(begin)

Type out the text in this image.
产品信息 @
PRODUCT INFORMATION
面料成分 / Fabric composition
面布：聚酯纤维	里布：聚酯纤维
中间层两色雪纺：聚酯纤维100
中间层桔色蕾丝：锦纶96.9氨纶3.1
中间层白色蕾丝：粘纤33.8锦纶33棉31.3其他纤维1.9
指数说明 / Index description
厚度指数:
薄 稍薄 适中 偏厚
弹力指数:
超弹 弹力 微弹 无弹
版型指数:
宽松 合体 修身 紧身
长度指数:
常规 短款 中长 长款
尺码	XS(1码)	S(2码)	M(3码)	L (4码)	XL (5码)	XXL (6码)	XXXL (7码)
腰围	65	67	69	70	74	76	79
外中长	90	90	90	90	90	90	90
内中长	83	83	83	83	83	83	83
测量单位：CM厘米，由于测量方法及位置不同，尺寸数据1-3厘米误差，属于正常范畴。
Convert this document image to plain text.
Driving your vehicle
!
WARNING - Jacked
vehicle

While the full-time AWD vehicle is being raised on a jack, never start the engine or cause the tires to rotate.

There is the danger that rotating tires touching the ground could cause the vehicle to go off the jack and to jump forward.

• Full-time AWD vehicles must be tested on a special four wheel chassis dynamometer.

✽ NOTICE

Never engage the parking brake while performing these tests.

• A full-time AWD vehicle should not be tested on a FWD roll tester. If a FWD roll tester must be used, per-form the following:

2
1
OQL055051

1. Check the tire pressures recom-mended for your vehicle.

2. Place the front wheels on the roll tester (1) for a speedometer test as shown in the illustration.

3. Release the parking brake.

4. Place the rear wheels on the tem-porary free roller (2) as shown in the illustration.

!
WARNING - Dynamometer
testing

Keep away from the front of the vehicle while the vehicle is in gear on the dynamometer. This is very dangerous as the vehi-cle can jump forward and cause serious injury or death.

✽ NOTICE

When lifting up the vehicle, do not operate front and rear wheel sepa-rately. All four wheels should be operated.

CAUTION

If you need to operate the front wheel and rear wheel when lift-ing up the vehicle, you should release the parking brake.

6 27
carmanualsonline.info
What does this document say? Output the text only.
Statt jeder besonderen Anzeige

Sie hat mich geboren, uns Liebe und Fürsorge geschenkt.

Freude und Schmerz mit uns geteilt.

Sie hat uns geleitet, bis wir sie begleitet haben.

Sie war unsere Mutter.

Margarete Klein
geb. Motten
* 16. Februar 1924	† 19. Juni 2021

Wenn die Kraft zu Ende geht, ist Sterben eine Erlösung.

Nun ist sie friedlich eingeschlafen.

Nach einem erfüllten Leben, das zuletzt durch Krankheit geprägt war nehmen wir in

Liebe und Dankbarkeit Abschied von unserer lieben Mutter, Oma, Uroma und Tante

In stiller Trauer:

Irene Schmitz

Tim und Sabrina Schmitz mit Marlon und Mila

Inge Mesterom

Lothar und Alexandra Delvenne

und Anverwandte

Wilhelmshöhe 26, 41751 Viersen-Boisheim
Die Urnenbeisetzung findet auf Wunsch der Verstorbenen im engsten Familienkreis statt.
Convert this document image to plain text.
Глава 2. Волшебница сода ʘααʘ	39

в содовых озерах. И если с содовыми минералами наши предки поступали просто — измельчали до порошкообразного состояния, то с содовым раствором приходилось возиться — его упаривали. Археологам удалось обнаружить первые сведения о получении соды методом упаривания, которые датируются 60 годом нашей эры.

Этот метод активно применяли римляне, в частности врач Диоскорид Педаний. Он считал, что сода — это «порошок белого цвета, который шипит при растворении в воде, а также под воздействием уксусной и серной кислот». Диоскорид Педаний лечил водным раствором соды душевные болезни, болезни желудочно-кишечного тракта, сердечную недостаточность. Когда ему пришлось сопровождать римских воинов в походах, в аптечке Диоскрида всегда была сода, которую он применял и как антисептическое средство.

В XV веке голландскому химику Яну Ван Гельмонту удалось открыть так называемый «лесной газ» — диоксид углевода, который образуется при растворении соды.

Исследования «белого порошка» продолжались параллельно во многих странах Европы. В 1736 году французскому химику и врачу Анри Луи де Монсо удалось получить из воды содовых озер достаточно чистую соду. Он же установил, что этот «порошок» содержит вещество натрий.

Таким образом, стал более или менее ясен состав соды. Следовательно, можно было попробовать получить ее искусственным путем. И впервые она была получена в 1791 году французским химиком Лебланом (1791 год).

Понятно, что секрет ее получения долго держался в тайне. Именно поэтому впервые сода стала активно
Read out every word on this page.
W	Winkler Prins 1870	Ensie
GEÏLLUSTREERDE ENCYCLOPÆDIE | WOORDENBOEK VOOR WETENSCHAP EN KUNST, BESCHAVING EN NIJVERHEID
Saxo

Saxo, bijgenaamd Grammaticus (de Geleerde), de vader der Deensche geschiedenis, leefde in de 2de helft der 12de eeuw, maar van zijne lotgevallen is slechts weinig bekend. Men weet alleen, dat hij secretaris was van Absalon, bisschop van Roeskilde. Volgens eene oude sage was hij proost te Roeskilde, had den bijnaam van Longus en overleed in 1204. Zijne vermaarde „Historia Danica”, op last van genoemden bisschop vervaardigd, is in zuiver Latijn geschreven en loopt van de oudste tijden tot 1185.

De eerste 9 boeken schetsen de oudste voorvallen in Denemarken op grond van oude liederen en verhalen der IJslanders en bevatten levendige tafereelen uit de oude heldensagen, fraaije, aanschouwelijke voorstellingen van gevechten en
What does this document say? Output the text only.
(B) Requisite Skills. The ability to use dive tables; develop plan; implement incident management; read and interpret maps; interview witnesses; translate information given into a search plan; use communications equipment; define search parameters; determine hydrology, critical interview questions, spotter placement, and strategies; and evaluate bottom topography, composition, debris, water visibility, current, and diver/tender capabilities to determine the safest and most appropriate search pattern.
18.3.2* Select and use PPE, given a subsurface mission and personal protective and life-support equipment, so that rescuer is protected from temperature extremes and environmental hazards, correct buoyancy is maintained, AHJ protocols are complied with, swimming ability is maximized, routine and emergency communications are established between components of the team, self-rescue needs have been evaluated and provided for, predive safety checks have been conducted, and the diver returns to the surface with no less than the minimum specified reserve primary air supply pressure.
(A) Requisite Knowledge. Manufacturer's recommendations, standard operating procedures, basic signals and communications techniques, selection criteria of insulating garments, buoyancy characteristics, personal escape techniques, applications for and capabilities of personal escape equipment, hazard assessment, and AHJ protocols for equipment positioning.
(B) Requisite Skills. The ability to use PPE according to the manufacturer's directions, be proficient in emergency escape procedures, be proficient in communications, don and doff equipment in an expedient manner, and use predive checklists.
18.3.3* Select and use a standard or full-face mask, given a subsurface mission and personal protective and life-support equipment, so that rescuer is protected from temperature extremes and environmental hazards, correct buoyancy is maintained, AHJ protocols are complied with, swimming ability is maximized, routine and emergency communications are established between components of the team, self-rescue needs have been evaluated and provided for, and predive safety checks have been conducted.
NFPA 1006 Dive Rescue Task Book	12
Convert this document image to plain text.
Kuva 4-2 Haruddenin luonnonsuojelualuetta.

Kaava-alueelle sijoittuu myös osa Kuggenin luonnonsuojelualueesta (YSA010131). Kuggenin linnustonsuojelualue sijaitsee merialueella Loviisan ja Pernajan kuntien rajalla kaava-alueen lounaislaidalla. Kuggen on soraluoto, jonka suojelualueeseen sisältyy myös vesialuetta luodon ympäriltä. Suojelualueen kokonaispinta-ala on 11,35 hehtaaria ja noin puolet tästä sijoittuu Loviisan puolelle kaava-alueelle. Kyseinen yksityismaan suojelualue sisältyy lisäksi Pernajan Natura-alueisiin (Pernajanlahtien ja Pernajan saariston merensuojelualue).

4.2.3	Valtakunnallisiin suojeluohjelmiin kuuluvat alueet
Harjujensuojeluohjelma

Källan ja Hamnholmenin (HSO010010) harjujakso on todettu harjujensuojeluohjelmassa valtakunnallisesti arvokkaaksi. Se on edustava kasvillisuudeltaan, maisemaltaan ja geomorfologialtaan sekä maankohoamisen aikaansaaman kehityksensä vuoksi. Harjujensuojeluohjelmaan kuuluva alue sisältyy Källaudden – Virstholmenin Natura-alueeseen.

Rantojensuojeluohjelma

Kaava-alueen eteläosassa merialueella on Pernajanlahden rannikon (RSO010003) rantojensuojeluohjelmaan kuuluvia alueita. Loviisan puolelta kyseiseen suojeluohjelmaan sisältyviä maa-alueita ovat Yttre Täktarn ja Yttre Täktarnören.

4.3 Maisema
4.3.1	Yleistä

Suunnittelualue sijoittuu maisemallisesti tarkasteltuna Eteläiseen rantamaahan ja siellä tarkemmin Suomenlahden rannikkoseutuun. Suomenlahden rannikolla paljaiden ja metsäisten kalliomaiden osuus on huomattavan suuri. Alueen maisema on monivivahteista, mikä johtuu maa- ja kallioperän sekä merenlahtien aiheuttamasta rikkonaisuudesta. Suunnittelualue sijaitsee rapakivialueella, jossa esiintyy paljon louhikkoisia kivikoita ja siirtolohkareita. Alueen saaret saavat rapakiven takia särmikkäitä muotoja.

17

(end)

**What to work on**
Tell how many lines contain the word "ability", using only the number.

**Output of the exercise**
4